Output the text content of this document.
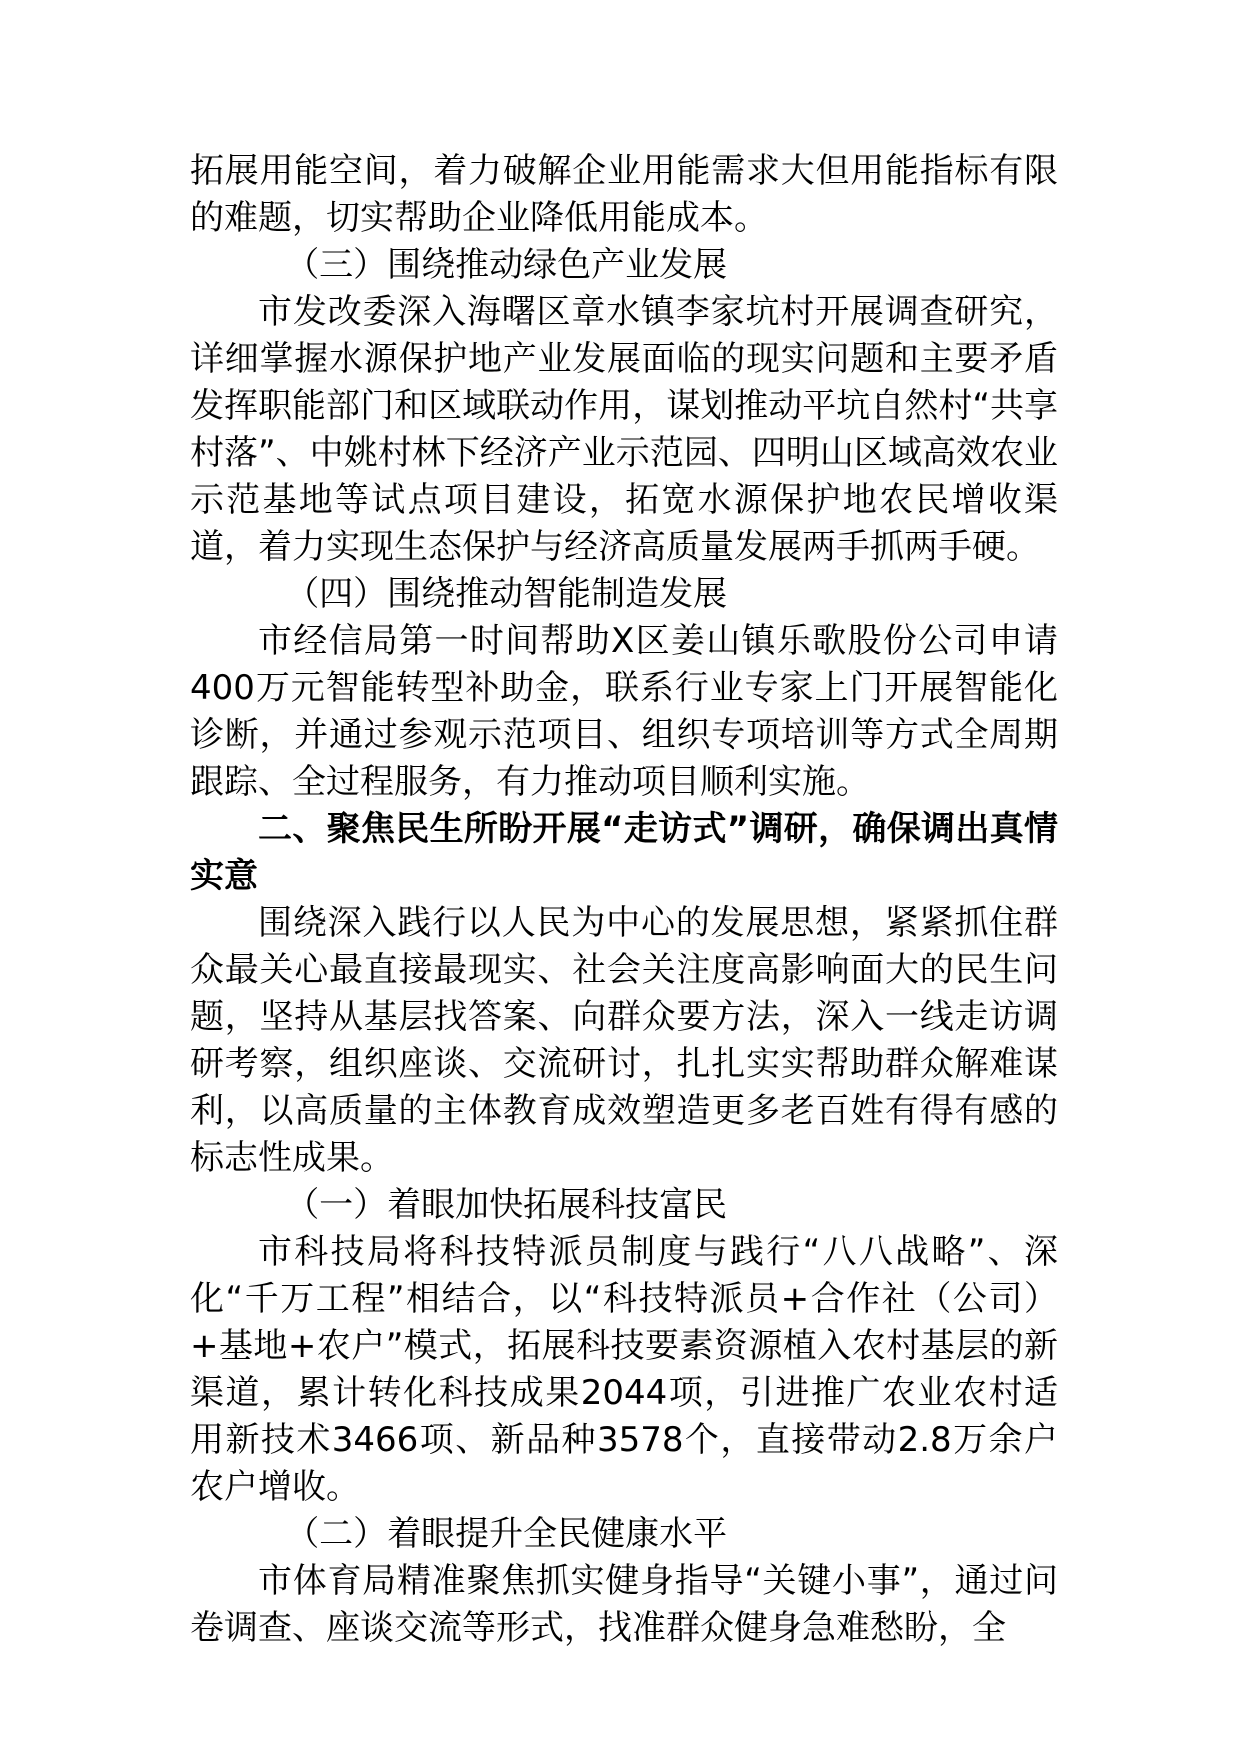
拓展用能空间，着力破解企业用能需求大但用能指标有限的难题，切实帮助企业降低用能成本。

（三）围绕推动绿色产业发展

市发改委深入海曙区章水镇李家坑村开展调查研究，详细掌握水源保护地产业发展面临的现实问题和主要矛盾发挥职能部门和区域联动作用，谋划推动平坑自然村“共享村落”、中姚村林下经济产业示范园、四明山区域高效农业示范基地等试点项目建设，拓宽水源保护地农民增收渠道，着力实现生态保护与经济高质量发展两手抓两手硬。

（四）围绕推动智能制造发展

市经信局第一时间帮助X区姜山镇乐歌股份公司申请400万元智能转型补助金，联系行业专家上门开展智能化诊断，并通过参观示范项目、组织专项培训等方式全周期跟踪、全过程服务，有力推动项目顺利实施。

二、聚焦民生所盼开展“走访式”调研，确保调出真情实意

围绕深入践行以人民为中心的发展思想，紧紧抓住群众最关心最直接最现实、社会关注度高影响面大的民生问题，坚持从基层找答案、向群众要方法，深入一线走访调研考察，组织座谈、交流研讨，扎扎实实帮助群众解难谋利，以高质量的主体教育成效塑造更多老百姓有得有感的标志性成果。

（一）着眼加快拓展科技富民

市科技局将科技特派员制度与践行“八八战略”、深化“千万工程”相结合，以“科技特派员+合作社（公司）+基地+农户”模式，拓展科技要素资源植入农村基层的新渠道，累计转化科技成果2044项，引进推广农业农村适用新技术3466项、新品种3578个，直接带动2.8万余户农户增收。

（二）着眼提升全民健康水平

市体育局精准聚焦抓实健身指导“关键小事”，通过问卷调查、座谈交流等形式，找准群众健身急难愁盼，全
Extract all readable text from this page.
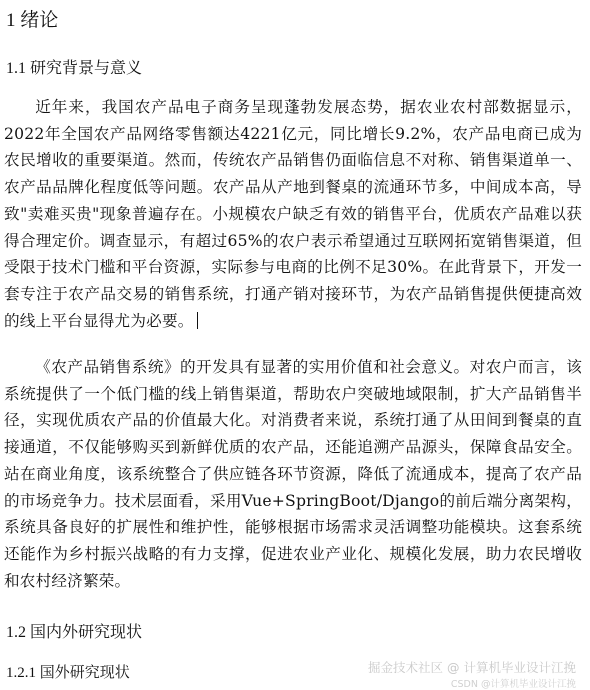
1 绪论
1.1 研究背景与意义

近年来，我国农产品电子商务呈现蓬勃发展态势，据农业农村部数据显示，2022年全国农产品网络零售额达4221亿元，同比增长9.2%，农产品电商已成为农民增收的重要渠道。然而，传统农产品销售仍面临信息不对称、销售渠道单一、农产品品牌化程度低等问题。农产品从产地到餐桌的流通环节多，中间成本高，导致"卖难买贵"现象普遍存在。小规模农户缺乏有效的销售平台，优质农产品难以获得合理定价。调查显示，有超过65%的农户表示希望通过互联网拓宽销售渠道，但受限于技术门槛和平台资源，实际参与电商的比例不足30%。在此背景下，开发一套专注于农产品交易的销售系统，打通产销对接环节，为农产品销售提供便捷高效的线上平台显得尤为必要。

《农产品销售系统》的开发具有显著的实用价值和社会意义。对农户而言，该系统提供了一个低门槛的线上销售渠道，帮助农户突破地域限制，扩大产品销售半径，实现优质农产品的价值最大化。对消费者来说，系统打通了从田间到餐桌的直接通道，不仅能够购买到新鲜优质的农产品，还能追溯产品源头，保障食品安全。站在商业角度，该系统整合了供应链各环节资源，降低了流通成本，提高了农产品的市场竞争力。技术层面看，采用Vue+SpringBoot/Django的前后端分离架构，系统具备良好的扩展性和维护性，能够根据市场需求灵活调整功能模块。这套系统还能作为乡村振兴战略的有力支撑，促进农业产业化、规模化发展，助力农民增收和农村经济繁荣。

1.2 国内外研究现状
1.2.1 国外研究现状	掘金技术社区 @ 计算机毕业设计江挽
CSDN @计算机毕业设计江挽
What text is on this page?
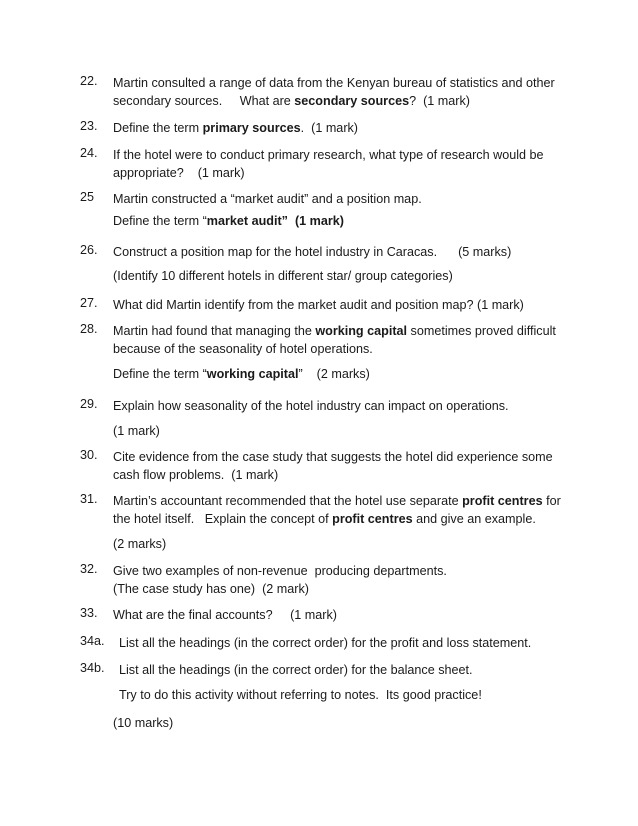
22. Martin consulted a range of data from the Kenyan bureau of statistics and other
secondary sources.     What are secondary sources?  (1 mark)
23. Define the term primary sources.  (1 mark)
24. If the hotel were to conduct primary research, what type of research would be
appropriate?    (1 mark)
25 Martin constructed a “market audit” and a position map.
Define the term “market audit”  (1 mark)
26. Construct a position map for the hotel industry in Caracas.      (5 marks)
(Identify 10 different hotels in different star/ group categories)
27. What did Martin identify from the market audit and position map? (1 mark)
28. Martin had found that managing the working capital sometimes proved difficult
because of the seasonality of hotel operations.
Define the term “working capital”    (2 marks)
29. Explain how seasonality of the hotel industry can impact on operations.
(1 mark)
30. Cite evidence from the case study that suggests the hotel did experience some
cash flow problems.  (1 mark)
31. Martin’s accountant recommended that the hotel use separate profit centres for
the hotel itself.   Explain the concept of profit centres and give an example.
(2 marks)
32. Give two examples of non-revenue  producing departments.
(The case study has one)  (2 mark)
33. What are the final accounts?     (1 mark)
34a. List all the headings (in the correct order) for the profit and loss statement.
34b. List all the headings (in the correct order) for the balance sheet.
Try to do this activity without referring to notes.  Its good practice!
(10 marks)
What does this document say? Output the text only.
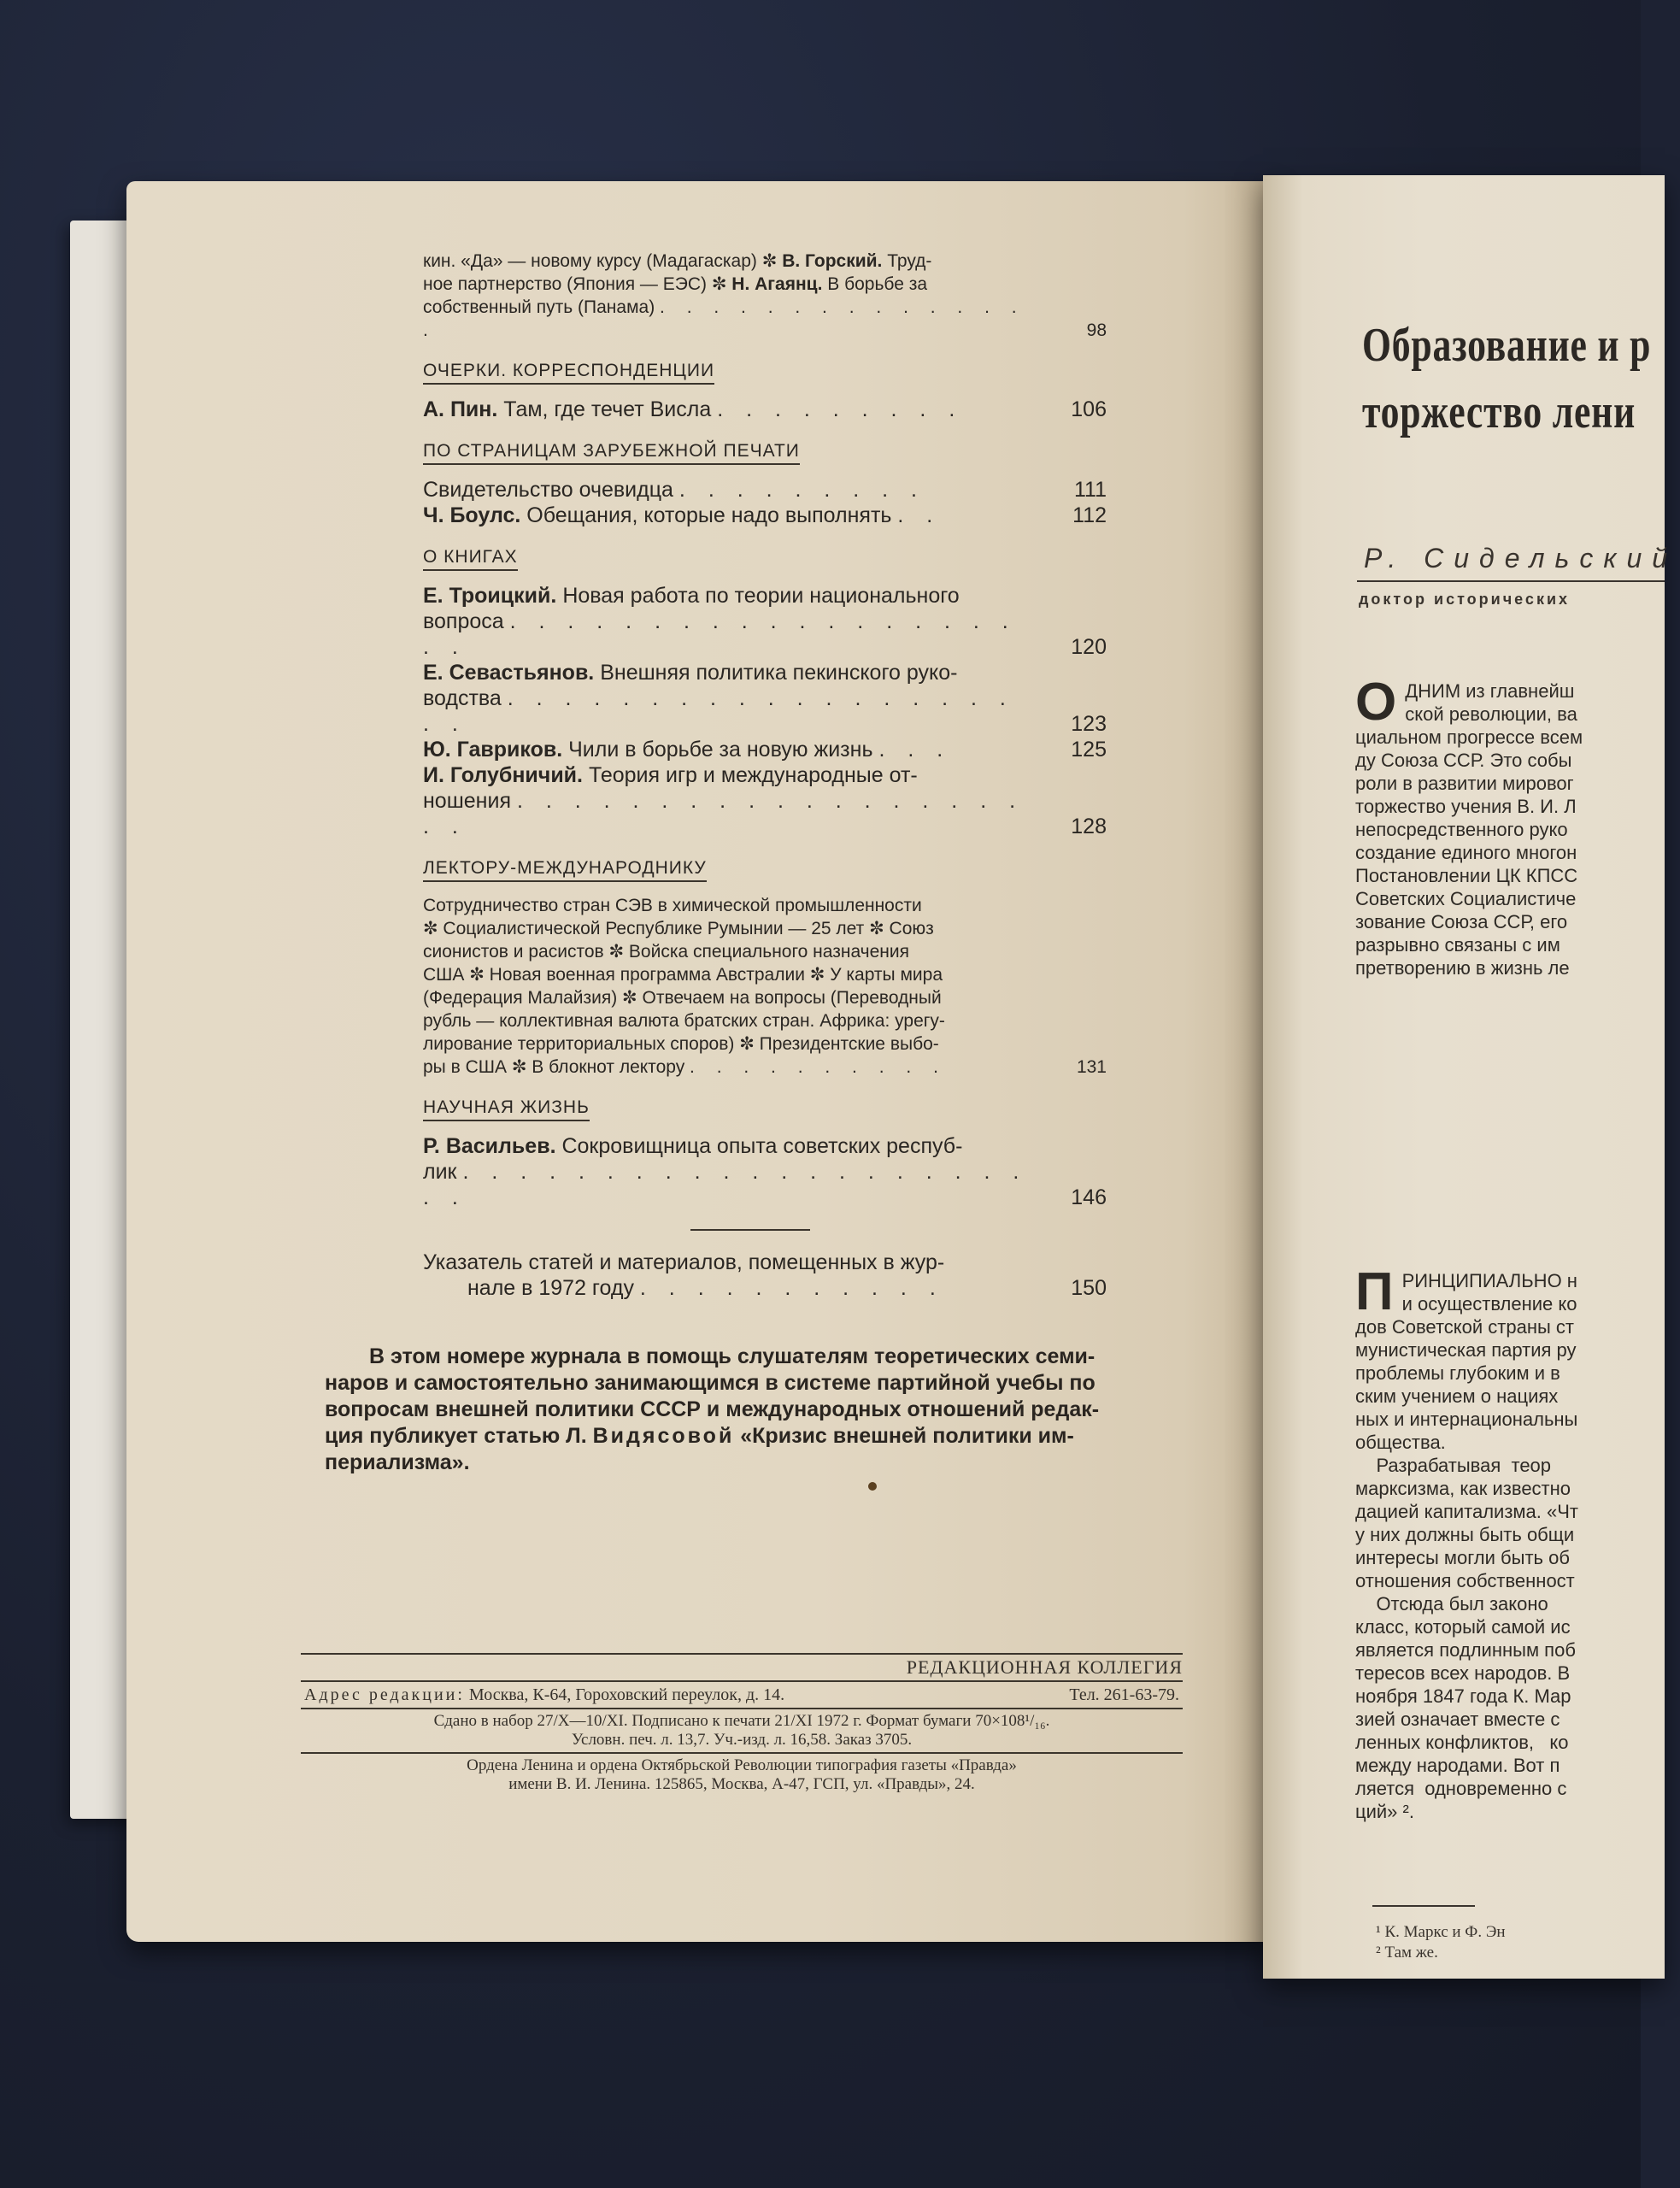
кин. «Да» — новому курсу (Мадагаскар) ✼ В. Горский. Труд-
ное партнерство (Япония — ЕЭС) ✼ Н. Агаянц. В борьбе за
собственный путь (Панама) . . . . . . . . . . . . . . .	98
ОЧЕРКИ. КОРРЕСПОНДЕНЦИИ
А. Пин. Там, где течет Висла . . . . . . . . .	106
ПО СТРАНИЦАМ ЗАРУБЕЖНОЙ ПЕЧАТИ
Свидетельство очевидца . . . . . . . . .	111
Ч. Боулс. Обещания, которые надо выполнять . .	112
О КНИГАХ
Е. Троицкий. Новая работа по теории национального
вопроса . . . . . . . . . . . . . . . . . . . .	120
Е. Севастьянов. Внешняя политика пекинского руко-
водства . . . . . . . . . . . . . . . . . . . .	123
Ю. Гавриков. Чили в борьбе за новую жизнь . . .	125
И. Голубничий. Теория игр и международные от-
ношения . . . . . . . . . . . . . . . . . . . .	128
ЛЕКТОРУ-МЕЖДУНАРОДНИКУ
Сотрудничество стран СЭВ в химической промышленности
✼ Социалистической Республике Румынии — 25 лет ✼ Союз
сионистов и расистов ✼ Войска специального назначения
США ✼ Новая военная программа Австралии ✼ У карты мира
(Федерация Малайзия) ✼ Отвечаем на вопросы (Переводный
рубль — коллективная валюта братских стран. Африка: урегу-
лирование территориальных споров) ✼ Президентские выбо-
ры в США ✼ В блокнот лектору . . . . . . . . . .	131
НАУЧНАЯ ЖИЗНЬ
Р. Васильев. Сокровищница опыта советских респуб-
лик . . . . . . . . . . . . . . . . . . . . . .	146
Указатель статей и материалов, помещенных в жур-
нале в 1972 году . . . . . . . . . . .	150
В этом номере журнала в помощь слушателям теоретических семи-
наров и самостоятельно занимающимся в системе партийной учебы по
вопросам внешней политики СССР и международных отношений редак-
ция публикует статью Л. Видясовой «Кризис внешней политики им-
периализма».
РЕДАКЦИОННАЯ КОЛЛЕГИЯ
Адрес редакции: Москва, К-64, Гороховский переулок, д. 14.	Тел. 261-63-79.
Сдано в набор 27/X—10/XI. Подписано к печати 21/XI 1972 г. Формат бумаги 70×108¹/₁₆.
Условн. печ. л. 13,7. Уч.-изд. л. 16,58. Заказ 3705.
Ордена Ленина и ордена Октябрьской Революции типография газеты «Правда»
имени В. И. Ленина. 125865, Москва, А-47, ГСП, ул. «Правды», 24.
Образование и р
торжество лени
Р. Сидельский
доктор исторических
О ДНИМ из главнейш
ской революции, ва
циальном прогрессе всем
ду Союза ССР. Это собы
роли в развитии мировог
торжество учения В. И. Л
непосредственного руко
создание единого многон
Постановлении ЦК КПСС
Советских Социалистиче
зование Союза ССР, его
разрывно связаны с им
претворению в жизнь ле
П РИНЦИПИАЛЬНО н
и осуществление ко
дов Советской страны ст
мунистическая партия ру
проблемы глубоким и в
ским учением о нациях
ных и интернациональны
общества.
Разрабатывая  теор
марксизма, как известно
дацией капитализма. «Чт
у них должны быть общи
интересы могли быть об
отношения собственност
Отсюда был законо
класс, который самой ис
является подлинным поб
тересов всех народов. В
ноября 1847 года К. Мар
зией означает вместе с
ленных конфликтов,   ко
между народами. Вот п
ляется  одновременно с
ций» ².
¹ К. Маркс и Ф. Эн
² Там же.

□ □ □ □ □ □ □

> **Job**: Tally the lines above containing "that". Answer with the count only.

> **Reply to the task**: 3